> _Tarefa proposta_:
Dê a continuação do editorial sobre os gastos do governo federal com a Saúde na pandemia, a partir do ponto em que ele termina.

> _Trecho do documento_:
###

O globo, n. 31714, 05/06/2020. Opinião, p. 2

 

Governo precisa explicar gasto ínfimo para a Saúde na pandemia

05/06/2020

 

 

Vai ser difícil ao governo Jair Bolsonaro justificar ao Judiciário, ao Congresso e ao Ministério Público Federal a asfixia financeira que impôs ao Sistema Único de Saúde em meio à pandemia que já matou pelo menos 32 mil pessoas.

Há 18 semanas o Congresso reconheceu a situação de calamidade, pela disseminação do vírus, e autorizou o governo federal a ativar o regime de exceções para gastos previsto na Lei de Responsabilidade Fiscal. Na sequência, o Supremo Tribunal Federal deu o amparo jurídico requerido pelo governo, convalidando o caráter extraordinário para resposta rápida e abrangente na Saúde.

Constata-se uma diferença abissal entre os anúncios feitos pelo governo e os investimentos realizados na Saúde em 75 dias de catástrofe.

É chocante, mas os dados do Tesouro expõem a decisão do Palácio do Planalto de não dar prioridade, em plena pandemia, à execução orçamentária do Sistema Único de Saúde: até a primeira quinzena de maio, foram pagos apenas R$ 8 bilhões — 42% dos R$ 18,9 bilhões de despesas lançadas na rubrica “Enfrentamento da Emergência de Saúde” .

Análise dessa fonte de custeio das ações sanitárias para a Covid-19 indica que o governo resolveu não aumentar o financiamento do SUS de forma direta, como seria esperado na calamidade. Ao contrário, preferiu subtrair R$ 5,7 bilhões do orçamento da Saúde, num remanejamento de verbas que só aumentou a asfixia de um sistema já combalido.

###

> _Trechos de dados_:
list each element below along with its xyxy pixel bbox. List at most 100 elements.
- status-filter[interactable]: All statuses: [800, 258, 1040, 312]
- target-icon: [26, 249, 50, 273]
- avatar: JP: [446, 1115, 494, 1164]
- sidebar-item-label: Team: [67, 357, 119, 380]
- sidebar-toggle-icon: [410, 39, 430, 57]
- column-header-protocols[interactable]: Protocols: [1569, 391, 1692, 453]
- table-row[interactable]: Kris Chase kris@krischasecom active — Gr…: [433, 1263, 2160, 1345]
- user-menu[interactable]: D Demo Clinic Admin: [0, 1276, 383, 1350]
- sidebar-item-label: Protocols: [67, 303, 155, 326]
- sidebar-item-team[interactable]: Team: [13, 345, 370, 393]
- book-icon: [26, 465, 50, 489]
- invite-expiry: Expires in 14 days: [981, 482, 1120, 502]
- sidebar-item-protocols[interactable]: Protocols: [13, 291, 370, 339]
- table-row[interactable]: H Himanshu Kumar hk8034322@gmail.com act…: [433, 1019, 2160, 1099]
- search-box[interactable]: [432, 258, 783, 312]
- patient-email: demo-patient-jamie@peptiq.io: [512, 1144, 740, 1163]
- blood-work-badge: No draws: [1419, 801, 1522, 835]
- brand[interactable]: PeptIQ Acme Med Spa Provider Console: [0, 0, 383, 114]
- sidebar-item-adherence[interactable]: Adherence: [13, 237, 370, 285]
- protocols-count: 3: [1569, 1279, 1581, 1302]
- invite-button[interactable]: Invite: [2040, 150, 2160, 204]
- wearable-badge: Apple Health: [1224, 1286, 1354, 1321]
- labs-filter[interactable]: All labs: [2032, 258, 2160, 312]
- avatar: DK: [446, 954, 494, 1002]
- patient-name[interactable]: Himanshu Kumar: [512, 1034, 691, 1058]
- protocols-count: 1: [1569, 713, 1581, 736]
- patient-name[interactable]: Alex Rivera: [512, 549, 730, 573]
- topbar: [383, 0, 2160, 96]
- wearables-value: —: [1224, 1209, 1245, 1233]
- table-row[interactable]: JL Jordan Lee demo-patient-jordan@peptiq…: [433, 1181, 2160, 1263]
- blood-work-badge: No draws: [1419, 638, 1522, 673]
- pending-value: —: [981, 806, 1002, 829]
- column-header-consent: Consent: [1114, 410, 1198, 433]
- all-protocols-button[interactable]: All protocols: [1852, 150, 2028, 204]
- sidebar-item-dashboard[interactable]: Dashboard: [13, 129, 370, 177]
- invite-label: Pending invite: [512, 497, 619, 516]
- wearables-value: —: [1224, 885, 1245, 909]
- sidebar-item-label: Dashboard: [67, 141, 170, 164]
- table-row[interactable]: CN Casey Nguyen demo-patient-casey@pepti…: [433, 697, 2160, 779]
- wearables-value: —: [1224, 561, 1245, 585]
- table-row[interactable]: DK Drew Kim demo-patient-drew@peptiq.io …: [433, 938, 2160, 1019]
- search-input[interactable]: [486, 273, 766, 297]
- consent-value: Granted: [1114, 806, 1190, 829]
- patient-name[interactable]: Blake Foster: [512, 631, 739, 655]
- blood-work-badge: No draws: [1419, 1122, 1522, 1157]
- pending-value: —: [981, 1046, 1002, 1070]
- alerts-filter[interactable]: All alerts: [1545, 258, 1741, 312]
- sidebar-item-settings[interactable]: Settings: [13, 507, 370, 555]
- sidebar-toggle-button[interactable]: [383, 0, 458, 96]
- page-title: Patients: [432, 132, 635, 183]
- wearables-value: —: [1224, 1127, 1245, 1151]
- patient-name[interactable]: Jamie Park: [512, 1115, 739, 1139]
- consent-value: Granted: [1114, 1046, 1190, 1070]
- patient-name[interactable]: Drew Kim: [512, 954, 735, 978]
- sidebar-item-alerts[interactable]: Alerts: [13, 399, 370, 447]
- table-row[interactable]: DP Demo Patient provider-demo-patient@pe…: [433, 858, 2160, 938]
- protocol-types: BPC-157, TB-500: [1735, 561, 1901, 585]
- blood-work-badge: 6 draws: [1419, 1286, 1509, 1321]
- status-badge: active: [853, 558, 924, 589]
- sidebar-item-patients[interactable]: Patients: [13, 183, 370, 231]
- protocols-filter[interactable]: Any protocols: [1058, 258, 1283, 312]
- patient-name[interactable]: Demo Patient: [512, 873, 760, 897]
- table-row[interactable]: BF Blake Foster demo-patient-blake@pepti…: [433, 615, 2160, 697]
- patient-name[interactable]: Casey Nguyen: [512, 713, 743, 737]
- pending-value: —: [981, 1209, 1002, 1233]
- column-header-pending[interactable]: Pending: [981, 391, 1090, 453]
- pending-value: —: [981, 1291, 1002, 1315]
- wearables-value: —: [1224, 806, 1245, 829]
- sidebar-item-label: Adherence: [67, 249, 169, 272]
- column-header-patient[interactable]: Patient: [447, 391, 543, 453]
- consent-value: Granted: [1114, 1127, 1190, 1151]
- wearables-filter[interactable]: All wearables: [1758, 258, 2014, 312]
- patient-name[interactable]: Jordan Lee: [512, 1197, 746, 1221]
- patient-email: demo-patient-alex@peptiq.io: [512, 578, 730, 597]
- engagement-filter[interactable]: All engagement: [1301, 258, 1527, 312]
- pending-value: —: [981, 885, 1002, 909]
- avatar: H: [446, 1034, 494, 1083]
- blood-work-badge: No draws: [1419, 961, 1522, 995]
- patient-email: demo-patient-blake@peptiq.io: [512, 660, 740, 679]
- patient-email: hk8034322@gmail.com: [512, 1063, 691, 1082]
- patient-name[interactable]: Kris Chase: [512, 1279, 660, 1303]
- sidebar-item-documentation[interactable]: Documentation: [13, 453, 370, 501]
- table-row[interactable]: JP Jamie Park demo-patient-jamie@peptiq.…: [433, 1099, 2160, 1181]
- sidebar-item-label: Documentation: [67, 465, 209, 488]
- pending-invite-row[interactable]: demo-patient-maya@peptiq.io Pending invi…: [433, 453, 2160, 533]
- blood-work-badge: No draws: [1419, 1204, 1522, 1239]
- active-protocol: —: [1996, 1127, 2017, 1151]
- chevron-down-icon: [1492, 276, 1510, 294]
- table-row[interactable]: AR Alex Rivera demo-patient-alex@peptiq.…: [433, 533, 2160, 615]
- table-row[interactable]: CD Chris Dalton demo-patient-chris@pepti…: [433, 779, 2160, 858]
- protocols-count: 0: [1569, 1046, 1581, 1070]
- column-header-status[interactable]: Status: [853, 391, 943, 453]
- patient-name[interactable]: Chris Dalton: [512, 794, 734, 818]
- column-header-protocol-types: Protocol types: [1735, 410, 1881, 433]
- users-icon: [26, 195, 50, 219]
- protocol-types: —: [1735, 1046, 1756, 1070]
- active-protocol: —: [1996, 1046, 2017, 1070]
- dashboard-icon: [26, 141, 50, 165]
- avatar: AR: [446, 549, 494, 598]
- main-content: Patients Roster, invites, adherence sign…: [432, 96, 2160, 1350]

###

> _Resultado da tarefa_:
A partir de indícios exibidos em estudo do economista José Roberto Afonso e da procuradora Élida Graziane Pinto, o Ministério Público Federal decidiu abrir inquérito para “averiguar as razões pelas quais a União não vem se utilizando, até o momento, das verbas disponibilizadas” e, também, “por que motivo os repasses a estados e municípios têm aparentemente sofrido retenção”.

Os dados levantados pelos procuradores confirmam a ineficácia do governo federal no combate direto à pandemia, nas ações paralelas de saúde pública e, principalmente, na negligência das suas obrigações constitucionais de socorro à Federação. Estados e municípios são responsáveis pelo custeio direto de 60% da saúde pública, equivalente a 4,2% do Produto Interno Bruto. Essa despesa sobe para 95% na assistência médico-hospitalar.

Resta ao governo Bolsonaro justificar a lassidão diante do caos com a propagação do vírus, ao mesmo tempo em que o presidente sabotou o isolamento social.